> SET TASK:
Lift out all lines below that contain "Median".

> THE INPUT:

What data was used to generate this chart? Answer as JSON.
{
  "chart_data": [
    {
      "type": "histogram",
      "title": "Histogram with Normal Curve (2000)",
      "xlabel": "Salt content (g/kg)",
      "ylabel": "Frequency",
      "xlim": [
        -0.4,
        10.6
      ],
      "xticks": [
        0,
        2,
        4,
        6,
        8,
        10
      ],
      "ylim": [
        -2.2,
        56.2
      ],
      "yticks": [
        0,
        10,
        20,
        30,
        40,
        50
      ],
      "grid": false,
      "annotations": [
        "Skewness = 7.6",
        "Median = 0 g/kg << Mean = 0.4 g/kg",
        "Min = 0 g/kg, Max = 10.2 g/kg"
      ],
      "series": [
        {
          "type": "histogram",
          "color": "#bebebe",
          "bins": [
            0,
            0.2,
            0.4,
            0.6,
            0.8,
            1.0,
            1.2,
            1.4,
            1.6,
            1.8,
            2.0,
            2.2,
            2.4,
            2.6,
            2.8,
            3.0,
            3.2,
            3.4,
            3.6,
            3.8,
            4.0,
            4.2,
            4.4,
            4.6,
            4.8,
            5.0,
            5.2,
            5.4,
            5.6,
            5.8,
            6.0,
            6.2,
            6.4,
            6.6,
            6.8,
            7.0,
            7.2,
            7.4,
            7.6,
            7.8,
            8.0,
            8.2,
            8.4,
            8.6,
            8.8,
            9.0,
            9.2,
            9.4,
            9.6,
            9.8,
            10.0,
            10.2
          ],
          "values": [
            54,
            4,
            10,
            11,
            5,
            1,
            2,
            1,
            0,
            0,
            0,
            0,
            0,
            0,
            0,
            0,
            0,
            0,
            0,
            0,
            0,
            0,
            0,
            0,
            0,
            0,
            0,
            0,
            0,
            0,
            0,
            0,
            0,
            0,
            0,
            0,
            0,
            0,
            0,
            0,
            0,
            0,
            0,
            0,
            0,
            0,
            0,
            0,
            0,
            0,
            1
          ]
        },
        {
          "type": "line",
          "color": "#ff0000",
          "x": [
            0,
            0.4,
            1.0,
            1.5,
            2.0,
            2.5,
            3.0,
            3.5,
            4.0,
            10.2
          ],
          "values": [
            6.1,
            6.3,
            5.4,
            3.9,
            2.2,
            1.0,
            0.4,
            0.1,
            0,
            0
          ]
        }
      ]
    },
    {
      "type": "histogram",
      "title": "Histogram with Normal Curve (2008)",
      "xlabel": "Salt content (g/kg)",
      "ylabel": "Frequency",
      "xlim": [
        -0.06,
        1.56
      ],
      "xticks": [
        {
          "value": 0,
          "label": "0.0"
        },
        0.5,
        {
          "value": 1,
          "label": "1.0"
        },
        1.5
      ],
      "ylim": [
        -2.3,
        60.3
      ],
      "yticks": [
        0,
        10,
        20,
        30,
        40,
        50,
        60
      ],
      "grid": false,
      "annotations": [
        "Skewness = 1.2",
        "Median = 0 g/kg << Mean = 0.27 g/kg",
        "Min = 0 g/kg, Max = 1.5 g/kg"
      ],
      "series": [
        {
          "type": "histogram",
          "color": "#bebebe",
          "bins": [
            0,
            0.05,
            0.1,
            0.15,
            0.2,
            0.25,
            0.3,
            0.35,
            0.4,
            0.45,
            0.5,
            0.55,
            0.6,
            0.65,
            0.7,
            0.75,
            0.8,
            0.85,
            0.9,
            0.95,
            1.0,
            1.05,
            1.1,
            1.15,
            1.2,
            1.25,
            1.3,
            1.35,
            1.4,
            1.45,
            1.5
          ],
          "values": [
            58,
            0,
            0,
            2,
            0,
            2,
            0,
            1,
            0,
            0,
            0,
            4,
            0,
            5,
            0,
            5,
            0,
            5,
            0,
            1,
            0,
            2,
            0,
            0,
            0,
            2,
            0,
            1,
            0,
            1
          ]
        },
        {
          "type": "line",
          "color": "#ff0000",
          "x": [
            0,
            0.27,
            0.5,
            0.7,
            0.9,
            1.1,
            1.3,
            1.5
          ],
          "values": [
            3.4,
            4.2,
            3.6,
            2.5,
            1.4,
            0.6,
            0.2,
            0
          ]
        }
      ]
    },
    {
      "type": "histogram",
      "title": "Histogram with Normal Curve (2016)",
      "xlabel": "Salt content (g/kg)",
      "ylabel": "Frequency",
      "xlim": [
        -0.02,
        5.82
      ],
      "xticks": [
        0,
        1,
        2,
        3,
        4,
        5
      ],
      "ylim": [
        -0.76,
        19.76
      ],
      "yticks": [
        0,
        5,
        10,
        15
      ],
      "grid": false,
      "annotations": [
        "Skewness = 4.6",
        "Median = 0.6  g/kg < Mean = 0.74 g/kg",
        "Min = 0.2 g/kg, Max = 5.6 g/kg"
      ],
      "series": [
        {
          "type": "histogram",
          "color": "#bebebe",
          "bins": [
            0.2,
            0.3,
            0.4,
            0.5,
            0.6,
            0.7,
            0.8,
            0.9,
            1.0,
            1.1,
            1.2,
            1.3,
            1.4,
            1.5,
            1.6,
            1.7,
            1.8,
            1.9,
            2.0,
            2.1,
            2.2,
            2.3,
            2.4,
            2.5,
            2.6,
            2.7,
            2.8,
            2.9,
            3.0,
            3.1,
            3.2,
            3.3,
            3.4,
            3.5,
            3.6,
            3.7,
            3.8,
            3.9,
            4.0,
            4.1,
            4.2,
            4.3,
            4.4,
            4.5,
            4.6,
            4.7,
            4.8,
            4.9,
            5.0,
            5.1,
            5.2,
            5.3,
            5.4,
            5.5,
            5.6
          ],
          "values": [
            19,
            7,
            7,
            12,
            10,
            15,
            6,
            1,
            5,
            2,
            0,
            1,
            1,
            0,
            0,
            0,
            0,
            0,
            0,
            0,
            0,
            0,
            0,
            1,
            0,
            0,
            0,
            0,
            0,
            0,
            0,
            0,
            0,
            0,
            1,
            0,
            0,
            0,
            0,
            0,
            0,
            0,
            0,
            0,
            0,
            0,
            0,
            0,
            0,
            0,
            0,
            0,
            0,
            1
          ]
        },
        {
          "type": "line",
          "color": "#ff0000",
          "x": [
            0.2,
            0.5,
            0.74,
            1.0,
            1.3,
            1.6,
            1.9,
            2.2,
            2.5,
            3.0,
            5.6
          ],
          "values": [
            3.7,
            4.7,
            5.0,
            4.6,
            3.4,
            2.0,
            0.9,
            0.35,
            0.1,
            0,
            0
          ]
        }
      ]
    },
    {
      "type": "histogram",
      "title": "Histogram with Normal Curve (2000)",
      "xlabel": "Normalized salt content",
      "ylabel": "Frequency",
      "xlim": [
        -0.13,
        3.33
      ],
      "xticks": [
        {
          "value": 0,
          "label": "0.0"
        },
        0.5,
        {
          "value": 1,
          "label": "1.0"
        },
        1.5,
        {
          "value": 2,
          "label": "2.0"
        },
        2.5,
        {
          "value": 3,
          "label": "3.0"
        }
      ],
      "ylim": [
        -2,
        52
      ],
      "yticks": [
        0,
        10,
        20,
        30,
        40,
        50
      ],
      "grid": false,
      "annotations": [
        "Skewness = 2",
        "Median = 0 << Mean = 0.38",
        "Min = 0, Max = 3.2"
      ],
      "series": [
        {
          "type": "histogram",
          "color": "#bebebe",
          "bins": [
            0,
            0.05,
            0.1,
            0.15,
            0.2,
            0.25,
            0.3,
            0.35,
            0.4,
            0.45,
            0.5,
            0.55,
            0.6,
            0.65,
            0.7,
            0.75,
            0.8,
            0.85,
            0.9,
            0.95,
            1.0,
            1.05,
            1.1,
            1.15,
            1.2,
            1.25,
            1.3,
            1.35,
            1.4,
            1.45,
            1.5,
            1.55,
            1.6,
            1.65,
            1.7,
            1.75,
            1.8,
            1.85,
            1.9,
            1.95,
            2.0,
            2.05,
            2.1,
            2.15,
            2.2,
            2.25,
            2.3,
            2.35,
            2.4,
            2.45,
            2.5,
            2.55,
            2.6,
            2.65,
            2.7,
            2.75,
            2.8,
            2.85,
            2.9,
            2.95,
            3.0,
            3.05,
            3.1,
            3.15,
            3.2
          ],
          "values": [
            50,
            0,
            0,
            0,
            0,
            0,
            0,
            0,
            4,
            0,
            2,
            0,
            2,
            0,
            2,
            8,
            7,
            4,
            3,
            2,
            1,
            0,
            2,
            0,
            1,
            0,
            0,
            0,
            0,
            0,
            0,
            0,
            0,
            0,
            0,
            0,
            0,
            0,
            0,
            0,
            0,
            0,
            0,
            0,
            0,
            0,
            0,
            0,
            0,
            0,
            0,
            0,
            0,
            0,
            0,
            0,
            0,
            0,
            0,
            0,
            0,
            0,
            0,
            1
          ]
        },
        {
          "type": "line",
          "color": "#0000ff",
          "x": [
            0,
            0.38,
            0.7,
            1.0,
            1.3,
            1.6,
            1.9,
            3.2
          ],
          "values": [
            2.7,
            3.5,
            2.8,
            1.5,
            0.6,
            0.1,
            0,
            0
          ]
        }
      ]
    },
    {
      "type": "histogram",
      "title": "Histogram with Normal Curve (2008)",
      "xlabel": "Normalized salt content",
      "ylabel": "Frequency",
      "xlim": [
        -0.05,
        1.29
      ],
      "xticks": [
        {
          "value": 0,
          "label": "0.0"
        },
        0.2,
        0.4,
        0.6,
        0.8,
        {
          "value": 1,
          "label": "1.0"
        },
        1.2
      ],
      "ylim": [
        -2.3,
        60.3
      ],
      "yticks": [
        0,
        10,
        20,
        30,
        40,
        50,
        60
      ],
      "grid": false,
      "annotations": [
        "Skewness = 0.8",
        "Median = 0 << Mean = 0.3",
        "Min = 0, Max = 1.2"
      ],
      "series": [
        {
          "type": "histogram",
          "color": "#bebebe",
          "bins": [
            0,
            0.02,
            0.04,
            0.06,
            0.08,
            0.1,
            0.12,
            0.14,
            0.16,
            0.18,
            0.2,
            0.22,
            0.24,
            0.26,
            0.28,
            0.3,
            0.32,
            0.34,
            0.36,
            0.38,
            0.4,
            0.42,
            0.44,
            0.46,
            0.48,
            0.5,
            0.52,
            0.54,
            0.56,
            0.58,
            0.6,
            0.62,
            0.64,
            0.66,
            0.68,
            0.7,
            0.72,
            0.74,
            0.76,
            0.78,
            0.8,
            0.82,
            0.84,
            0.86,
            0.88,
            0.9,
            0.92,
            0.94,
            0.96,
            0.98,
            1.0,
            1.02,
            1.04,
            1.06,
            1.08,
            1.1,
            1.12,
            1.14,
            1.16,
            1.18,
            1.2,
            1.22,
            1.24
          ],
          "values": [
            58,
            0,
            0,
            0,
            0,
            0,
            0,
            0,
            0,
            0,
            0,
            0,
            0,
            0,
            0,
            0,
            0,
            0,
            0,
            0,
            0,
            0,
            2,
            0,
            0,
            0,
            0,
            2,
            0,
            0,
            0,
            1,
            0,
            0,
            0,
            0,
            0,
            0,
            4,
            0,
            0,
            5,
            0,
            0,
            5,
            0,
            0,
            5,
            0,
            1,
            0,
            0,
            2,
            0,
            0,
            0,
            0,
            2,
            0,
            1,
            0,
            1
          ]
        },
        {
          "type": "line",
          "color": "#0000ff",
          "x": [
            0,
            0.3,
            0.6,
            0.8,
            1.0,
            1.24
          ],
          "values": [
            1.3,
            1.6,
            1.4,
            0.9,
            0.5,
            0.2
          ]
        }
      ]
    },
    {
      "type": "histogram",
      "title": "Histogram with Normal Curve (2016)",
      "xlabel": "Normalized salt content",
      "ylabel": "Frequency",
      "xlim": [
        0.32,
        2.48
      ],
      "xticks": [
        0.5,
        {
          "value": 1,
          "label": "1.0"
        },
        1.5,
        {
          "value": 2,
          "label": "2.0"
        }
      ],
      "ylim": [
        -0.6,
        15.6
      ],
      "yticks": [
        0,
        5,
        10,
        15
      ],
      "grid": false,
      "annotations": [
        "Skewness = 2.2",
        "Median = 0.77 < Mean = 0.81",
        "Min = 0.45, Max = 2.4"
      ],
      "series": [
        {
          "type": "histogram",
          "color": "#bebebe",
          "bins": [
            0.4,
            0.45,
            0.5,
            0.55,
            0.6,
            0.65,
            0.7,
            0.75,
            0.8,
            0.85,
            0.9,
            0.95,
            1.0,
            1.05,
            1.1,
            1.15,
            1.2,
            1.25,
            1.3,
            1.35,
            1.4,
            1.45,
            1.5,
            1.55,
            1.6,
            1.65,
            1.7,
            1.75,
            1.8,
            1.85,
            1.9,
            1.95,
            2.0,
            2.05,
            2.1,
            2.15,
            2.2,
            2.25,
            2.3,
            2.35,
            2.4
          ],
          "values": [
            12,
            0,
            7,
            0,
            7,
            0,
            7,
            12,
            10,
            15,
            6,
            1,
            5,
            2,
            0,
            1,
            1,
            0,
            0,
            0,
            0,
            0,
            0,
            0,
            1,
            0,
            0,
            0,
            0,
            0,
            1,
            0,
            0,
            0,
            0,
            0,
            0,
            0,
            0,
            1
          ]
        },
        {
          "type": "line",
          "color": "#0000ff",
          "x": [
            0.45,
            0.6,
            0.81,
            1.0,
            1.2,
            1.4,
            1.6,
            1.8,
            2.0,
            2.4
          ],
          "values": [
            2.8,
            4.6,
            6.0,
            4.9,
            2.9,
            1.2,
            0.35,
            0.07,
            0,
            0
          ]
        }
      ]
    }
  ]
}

> OUTPUT BELOW:
        "Median = 0 g/kg << Mean = 0.4 g/kg",
        "Median = 0 g/kg << Mean = 0.27 g/kg",
        "Median = 0.6  g/kg < Mean = 0.74 g/kg",
        "Median = 0 << Mean = 0.38",
        "Median = 0 << Mean = 0.3",
        "Median = 0.77 < Mean = 0.81",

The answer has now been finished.